Where a line of the listing below includes the word "DANGER", reproduce that line.

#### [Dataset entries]
■ ■ ■ ■ ■
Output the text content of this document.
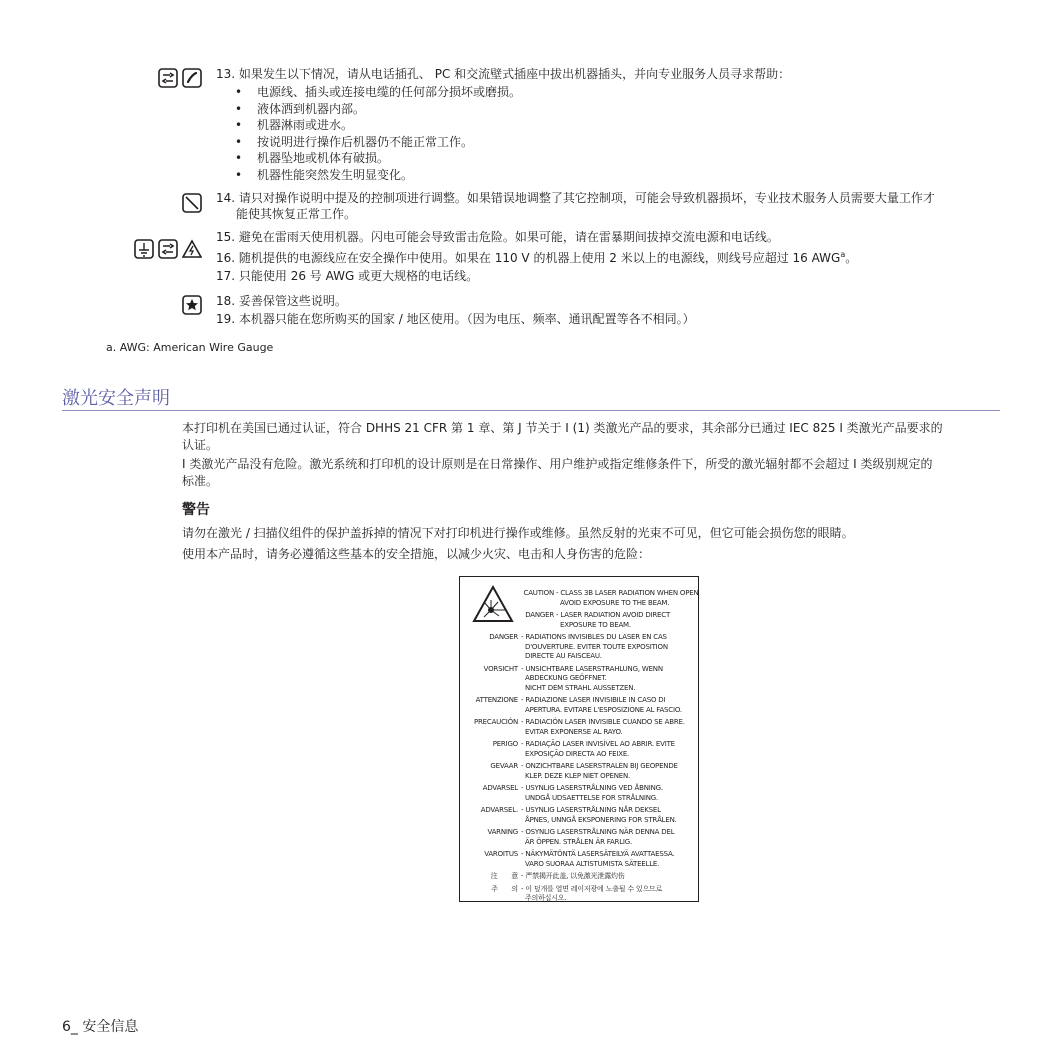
13. 如果发生以下情况，请从电话插孔、 PC 和交流壁式插座中拔出机器插头，并向专业服务人员寻求帮助：
• 电源线、插头或连接电缆的任何部分损坏或磨损。
• 液体洒到机器内部。
• 机器淋雨或进水。
• 按说明进行操作后机器仍不能正常工作。
• 机器坠地或机体有破损。
• 机器性能突然发生明显变化。
14. 请只对操作说明中提及的控制项进行调整。如果错误地调整了其它控制项，可能会导致机器损坏，专业技术服务人员需要大量工作才
能使其恢复正常工作。
15. 避免在雷雨天使用机器。闪电可能会导致雷击危险。如果可能，请在雷暴期间拔掉交流电源和电话线。
16. 随机提供的电源线应在安全操作中使用。如果在 110 V 的机器上使用 2 米以上的电源线，则线号应超过 16 AWG$^a$。
17. 只能使用 26 号 AWG 或更大规格的电话线。
18. 妥善保管这些说明。
19. 本机器只能在您所购买的国家 / 地区使用。（因为电压、频率、通讯配置等各不相同。）
a. AWG: American Wire Gauge
激光安全声明
本打印机在美国已通过认证，符合 DHHS 21 CFR 第 1 章、第 J 节关于 I (1) 类激光产品的要求，其余部分已通过 IEC 825 I 类激光产品要求的
认证。
I 类激光产品没有危险。激光系统和打印机的设计原则是在日常操作、用户维护或指定维修条件下，所受的激光辐射都不会超过 I 类级别规定的
标准。
警告
请勿在激光 / 扫描仪组件的保护盖拆掉的情况下对打印机进行操作或维修。虽然反射的光束不可见，但它可能会损伤您的眼睛。
使用本产品时，请务必遵循这些基本的安全措施，以减少火灾、电击和人身伤害的危险：
CAUTION - CLASS 3B LASER RADIATION WHEN OPEN
AVOID EXPOSURE TO THE BEAM.
DANGER - LASER RADIATION AVOID DIRECT
EXPOSURE TO BEAM.
DANGER - RADIATIONS INVISIBLES DU LASER EN CAS
D'OUVERTURE. EVITER TOUTE EXPOSITION
DIRECTE AU FAISCEAU.
VORSICHT - UNSICHTBARE LASERSTRAHLUNG, WENN
ABDECKUNG GEÖFFNET.
NICHT DEM STRAHL AUSSETZEN.
ATTENZIONE - RADIAZIONE LASER INVISIBILE IN CASO DI
APERTURA. EVITARE L'ESPOSIZIONE AL FASCIO.
PRECAUCIÓN - RADIACIÓN LASER INVISIBLE CUANDO SE ABRE.
EVITAR EXPONERSE AL RAYO.
PERIGO - RADIAÇÃO LASER INVISÍVEL AO ABRIR. EVITE
EXPOSIÇÃO DIRECTA AO FEIXE.
GEVAAR - ONZICHTBARE LASERSTRALEN BIJ GEOPENDE
KLEP. DEZE KLEP NIET OPENEN.
ADVARSEL - USYNLIG LASERSTRÅLNING VED ÅBNING.
UNDGÅ UDSAETTELSE FOR STRÅLNING.
ADVARSEL. - USYNLIG LASERSTRÅLNING NÅR DEKSEL
ÅPNES, UNNGÅ EKSPONERING FOR STRÅLEN.
VARNING - OSYNLIG LASERSTRÅLNING NÄR DENNA DEL
ÄR ÖPPEN. STRÅLEN ÄR FARLIG.
VAROITUS - NÄKYMÄTÖNTÄ LASERSÄTEILYÄ AVATTAESSA.
VARO SUORAA ALTISTUMISTA SÄTEELLE.
注　　意 - 严禁揭开此盖, 以免激光泄露灼伤
주　　의 - 이 덮개를 열면 레이저광에 노출될 수 있으므로
주의하십시오.
6_ 安全信息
■ ■ ■ ■ ■
#### [Answer to this problem]
DANGER - LASER RADIATION AVOID DIRECT
DANGER - RADIATIONS INVISIBLES DU LASER EN CAS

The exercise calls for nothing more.